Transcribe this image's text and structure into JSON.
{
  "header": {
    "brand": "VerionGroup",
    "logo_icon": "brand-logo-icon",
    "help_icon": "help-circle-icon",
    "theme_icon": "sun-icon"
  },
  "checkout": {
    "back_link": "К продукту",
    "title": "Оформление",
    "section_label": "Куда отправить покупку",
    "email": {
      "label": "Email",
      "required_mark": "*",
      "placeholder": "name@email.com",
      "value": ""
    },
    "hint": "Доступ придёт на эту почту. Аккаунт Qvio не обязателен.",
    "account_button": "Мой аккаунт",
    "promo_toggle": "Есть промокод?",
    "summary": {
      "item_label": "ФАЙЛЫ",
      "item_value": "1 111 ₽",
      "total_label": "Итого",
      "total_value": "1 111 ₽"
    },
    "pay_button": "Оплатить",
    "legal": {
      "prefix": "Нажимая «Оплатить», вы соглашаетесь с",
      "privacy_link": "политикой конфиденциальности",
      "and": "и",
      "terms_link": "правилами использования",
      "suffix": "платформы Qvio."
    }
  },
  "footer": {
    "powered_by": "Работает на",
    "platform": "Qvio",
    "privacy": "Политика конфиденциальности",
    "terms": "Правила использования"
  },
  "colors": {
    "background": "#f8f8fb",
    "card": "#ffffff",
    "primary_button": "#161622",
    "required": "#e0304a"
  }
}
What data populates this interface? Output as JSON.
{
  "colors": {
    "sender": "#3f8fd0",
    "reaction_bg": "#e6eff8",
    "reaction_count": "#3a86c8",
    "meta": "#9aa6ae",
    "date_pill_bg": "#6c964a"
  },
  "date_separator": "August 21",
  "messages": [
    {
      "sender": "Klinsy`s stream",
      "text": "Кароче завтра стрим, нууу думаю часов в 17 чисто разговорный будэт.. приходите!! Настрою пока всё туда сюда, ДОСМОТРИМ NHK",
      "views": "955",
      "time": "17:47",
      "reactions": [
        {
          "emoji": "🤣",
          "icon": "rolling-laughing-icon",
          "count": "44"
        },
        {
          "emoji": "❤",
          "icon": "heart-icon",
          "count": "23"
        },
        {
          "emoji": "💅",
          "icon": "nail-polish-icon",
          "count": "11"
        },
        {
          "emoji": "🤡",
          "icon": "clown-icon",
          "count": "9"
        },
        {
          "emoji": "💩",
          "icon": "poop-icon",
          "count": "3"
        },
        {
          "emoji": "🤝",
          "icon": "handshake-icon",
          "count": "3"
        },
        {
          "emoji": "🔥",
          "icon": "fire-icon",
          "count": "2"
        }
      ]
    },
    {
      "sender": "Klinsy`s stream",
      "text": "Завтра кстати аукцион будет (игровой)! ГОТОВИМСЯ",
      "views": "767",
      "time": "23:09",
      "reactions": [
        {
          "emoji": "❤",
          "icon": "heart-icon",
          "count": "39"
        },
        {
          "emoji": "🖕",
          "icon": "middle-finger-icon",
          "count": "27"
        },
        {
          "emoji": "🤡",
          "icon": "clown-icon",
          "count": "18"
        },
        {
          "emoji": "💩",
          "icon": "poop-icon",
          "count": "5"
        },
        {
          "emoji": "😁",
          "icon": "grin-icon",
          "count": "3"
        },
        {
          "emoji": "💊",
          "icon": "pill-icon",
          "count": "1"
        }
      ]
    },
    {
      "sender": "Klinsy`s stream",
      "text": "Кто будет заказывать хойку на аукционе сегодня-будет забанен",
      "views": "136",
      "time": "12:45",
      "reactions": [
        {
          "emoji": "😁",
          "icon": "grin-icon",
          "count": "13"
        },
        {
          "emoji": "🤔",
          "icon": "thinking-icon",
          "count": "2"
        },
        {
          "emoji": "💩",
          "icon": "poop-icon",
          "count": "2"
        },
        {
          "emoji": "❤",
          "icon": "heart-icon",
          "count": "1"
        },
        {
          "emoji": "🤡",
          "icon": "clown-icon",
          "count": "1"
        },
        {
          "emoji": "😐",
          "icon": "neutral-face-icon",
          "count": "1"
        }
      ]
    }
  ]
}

TASK PROMPT:
Reproduce all the records precisely.

EXERCISE RESULT:
Transcribe this image's text and structure into JSON.
{
  "header": {
    "brand": "VerionGroup",
    "logo_icon": "brand-logo-icon",
    "help_icon": "help-circle-icon",
    "theme_icon": "sun-icon"
  },
  "checkout": {
    "back_link": "К продукту",
    "title": "Оформление",
    "section_label": "Куда отправить покупку",
    "email": {
      "label": "Email",
      "required_mark": "*",
      "placeholder": "name@email.com",
      "value": ""
    },
    "hint": "Доступ придёт на эту почту. Аккаунт Qvio не обязателен.",
    "account_button": "Мой аккаунт",
    "promo_toggle": "Есть промокод?",
    "summary": {
      "item_label": "ФАЙЛЫ",
      "item_value": "1 111 ₽",
      "total_label": "Итого",
      "total_value": "1 111 ₽"
    },
    "pay_button": "Оплатить",
    "legal": {
      "prefix": "Нажимая «Оплатить», вы соглашаетесь с",
      "privacy_link": "политикой конфиденциальности",
      "and": "и",
      "terms_link": "правилами использования",
      "suffix": "платформы Qvio."
    }
  },
  "footer": {
    "powered_by": "Работает на",
    "platform": "Qvio",
    "privacy": "Политика конфиденциальности",
    "terms": "Правила использования"
  },
  "colors": {
    "background": "#f8f8fb",
    "card": "#ffffff",
    "primary_button": "#161622",
    "required": "#e0304a"
  }
}
What data populates this interface? Output as JSON.
{
  "colors": {
    "sender": "#3f8fd0",
    "reaction_bg": "#e6eff8",
    "reaction_count": "#3a86c8",
    "meta": "#9aa6ae",
    "date_pill_bg": "#6c964a"
  },
  "date_separator": "August 21",
  "messages": [
    {
      "sender": "Klinsy`s stream",
      "text": "Кароче завтра стрим, нууу думаю часов в 17 чисто разговорный будэт.. приходите!! Настрою пока всё туда сюда, ДОСМОТРИМ NHK",
      "views": "955",
      "time": "17:47",
      "reactions": [
        {
          "emoji": "🤣",
          "icon": "rolling-laughing-icon",
          "count": "44"
        },
        {
          "emoji": "❤",
          "icon": "heart-icon",
          "count": "23"
        },
        {
          "emoji": "💅",
          "icon": "nail-polish-icon",
          "count": "11"
        },
        {
          "emoji": "🤡",
          "icon": "clown-icon",
          "count": "9"
        },
        {
          "emoji": "💩",
          "icon": "poop-icon",
          "count": "3"
        },
        {
          "emoji": "🤝",
          "icon": "handshake-icon",
          "count": "3"
        },
        {
          "emoji": "🔥",
          "icon": "fire-icon",
          "count": "2"
        }
      ]
    },
    {
      "sender": "Klinsy`s stream",
      "text": "Завтра кстати аукцион будет (игровой)! ГОТОВИМСЯ",
      "views": "767",
      "time": "23:09",
      "reactions": [
        {
          "emoji": "❤",
          "icon": "heart-icon",
          "count": "39"
        },
        {
          "emoji": "🖕",
          "icon": "middle-finger-icon",
          "count": "27"
        },
        {
          "emoji": "🤡",
          "icon": "clown-icon",
          "count": "18"
        },
        {
          "emoji": "💩",
          "icon": "poop-icon",
          "count": "5"
        },
        {
          "emoji": "😁",
          "icon": "grin-icon",
          "count": "3"
        },
        {
          "emoji": "💊",
          "icon": "pill-icon",
          "count": "1"
        }
      ]
    },
    {
      "sender": "Klinsy`s stream",
      "text": "Кто будет заказывать хойку на аукционе сегодня-будет забанен",
      "views": "136",
      "time": "12:45",
      "reactions": [
        {
          "emoji": "😁",
          "icon": "grin-icon",
          "count": "13"
        },
        {
          "emoji": "🤔",
          "icon": "thinking-icon",
          "count": "2"
        },
        {
          "emoji": "💩",
          "icon": "poop-icon",
          "count": "2"
        },
        {
          "emoji": "❤",
          "icon": "heart-icon",
          "count": "1"
        },
        {
          "emoji": "🤡",
          "icon": "clown-icon",
          "count": "1"
        },
        {
          "emoji": "😐",
          "icon": "neutral-face-icon",
          "count": "1"
        }
      ]
    }
  ]
}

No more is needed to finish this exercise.